→ **Required task**
Of all the lines in the material, how many include the word "Evaluation"? Reply with the number alone.

══ Entries provided ══

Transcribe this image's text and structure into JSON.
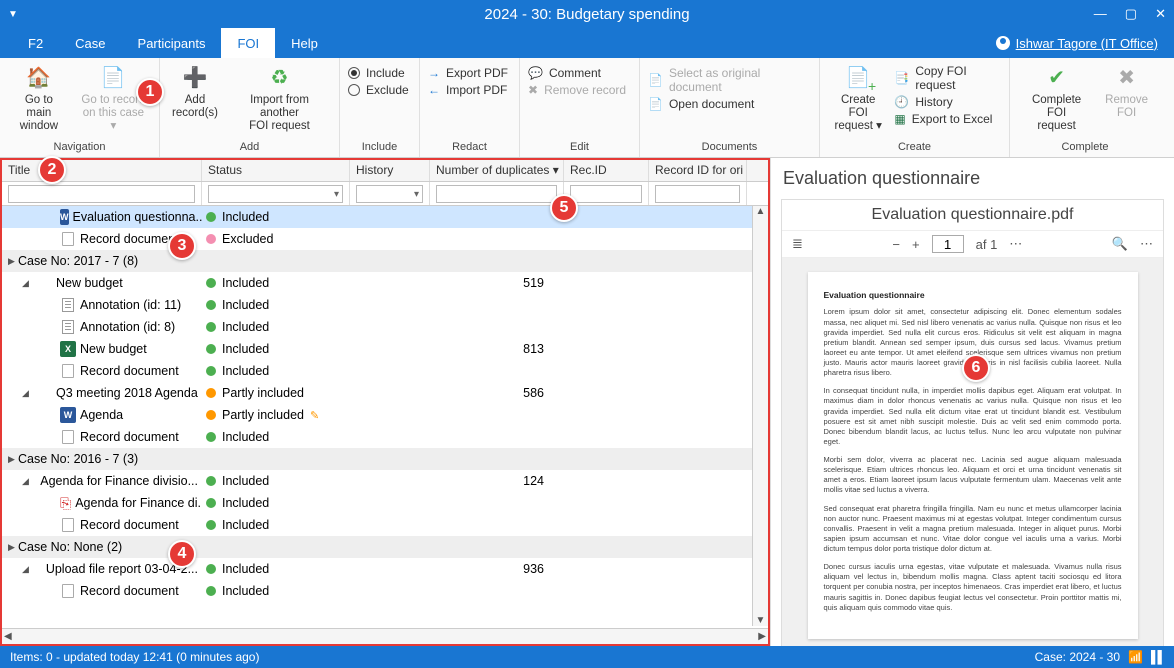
{
  "window": {
    "title": "2024 - 30: Budgetary spending"
  },
  "menu": {
    "tabs": [
      "F2",
      "Case",
      "Participants",
      "FOI",
      "Help"
    ],
    "active": "FOI",
    "user": "Ishwar Tagore (IT Office)"
  },
  "ribbon": {
    "nav": {
      "main": "Go to main\nwindow",
      "case": "Go to record\non this case ▾",
      "label": "Navigation"
    },
    "add": {
      "records": "Add\nrecord(s)",
      "import": "Import from another\nFOI request",
      "label": "Add"
    },
    "include": {
      "include": "Include",
      "exclude": "Exclude",
      "label": "Include"
    },
    "redact": {
      "exportpdf": "Export PDF",
      "importpdf": "Import PDF",
      "label": "Redact"
    },
    "edit": {
      "comment": "Comment",
      "remove": "Remove record",
      "label": "Edit"
    },
    "documents": {
      "selectorig": "Select as original document",
      "opendoc": "Open document",
      "label": "Documents"
    },
    "create": {
      "createfoi": "Create FOI\nrequest ▾",
      "copy": "Copy FOI request",
      "history": "History",
      "excel": "Export to Excel",
      "label": "Create"
    },
    "complete": {
      "completefoi": "Complete FOI\nrequest",
      "removefoi": "Remove\nFOI",
      "label": "Complete"
    }
  },
  "grid": {
    "columns": {
      "title": "Title",
      "status": "Status",
      "history": "History",
      "dup": "Number of duplicates ▾",
      "recid": "Rec.ID",
      "recori": "Record ID for ori"
    },
    "groups": [
      {
        "header": "",
        "rows": [
          {
            "indent": 1,
            "icon": "word",
            "title": "Evaluation questionna...",
            "status": "Included",
            "dot": "green",
            "dup": "",
            "selected": true
          },
          {
            "indent": 1,
            "icon": "doc",
            "title": "Record document",
            "status": "Excluded",
            "dot": "pink",
            "dup": ""
          }
        ]
      },
      {
        "header": "Case No: 2017 - 7 (8)",
        "rows": [
          {
            "indent": 0,
            "tri": true,
            "icon": "",
            "title": "New budget",
            "status": "Included",
            "dot": "green",
            "dup": "519"
          },
          {
            "indent": 1,
            "icon": "text",
            "title": "Annotation (id: 11)",
            "status": "Included",
            "dot": "green",
            "dup": ""
          },
          {
            "indent": 1,
            "icon": "text",
            "title": "Annotation (id: 8)",
            "status": "Included",
            "dot": "green",
            "dup": ""
          },
          {
            "indent": 1,
            "icon": "excel",
            "title": "New budget",
            "status": "Included",
            "dot": "green",
            "dup": "813"
          },
          {
            "indent": 1,
            "icon": "doc",
            "title": "Record document",
            "status": "Included",
            "dot": "green",
            "dup": ""
          },
          {
            "indent": 0,
            "tri": true,
            "icon": "",
            "title": "Q3 meeting 2018 Agenda",
            "status": "Partly included",
            "dot": "orange",
            "dup": "586"
          },
          {
            "indent": 1,
            "icon": "word",
            "title": "Agenda",
            "status": "Partly included",
            "dot": "orange",
            "dup": "",
            "pencil": true
          },
          {
            "indent": 1,
            "icon": "doc",
            "title": "Record document",
            "status": "Included",
            "dot": "green",
            "dup": ""
          }
        ]
      },
      {
        "header": "Case No: 2016 - 7 (3)",
        "rows": [
          {
            "indent": 0,
            "tri": true,
            "icon": "",
            "title": "Agenda for Finance divisio...",
            "status": "Included",
            "dot": "green",
            "dup": "124"
          },
          {
            "indent": 1,
            "icon": "pdf",
            "title": "Agenda for Finance di...",
            "status": "Included",
            "dot": "green",
            "dup": ""
          },
          {
            "indent": 1,
            "icon": "doc",
            "title": "Record document",
            "status": "Included",
            "dot": "green",
            "dup": ""
          }
        ]
      },
      {
        "header": "Case No: None (2)",
        "rows": [
          {
            "indent": 0,
            "tri": true,
            "icon": "",
            "title": "Upload file report 03-04-2...",
            "status": "Included",
            "dot": "green",
            "dup": "936"
          },
          {
            "indent": 1,
            "icon": "doc",
            "title": "Record document",
            "status": "Included",
            "dot": "green",
            "dup": ""
          }
        ]
      }
    ]
  },
  "preview": {
    "heading": "Evaluation questionnaire",
    "filename": "Evaluation questionnaire.pdf",
    "page": "1",
    "pagetotal": "af 1",
    "doctitle": "Evaluation questionnaire"
  },
  "statusbar": {
    "left": "Items: 0 - updated today 12:41 (0 minutes ago)",
    "right": "Case: 2024 - 30"
  },
  "badges": [
    "1",
    "2",
    "3",
    "4",
    "5",
    "6"
  ]
}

═══

→ **Exercise result**
4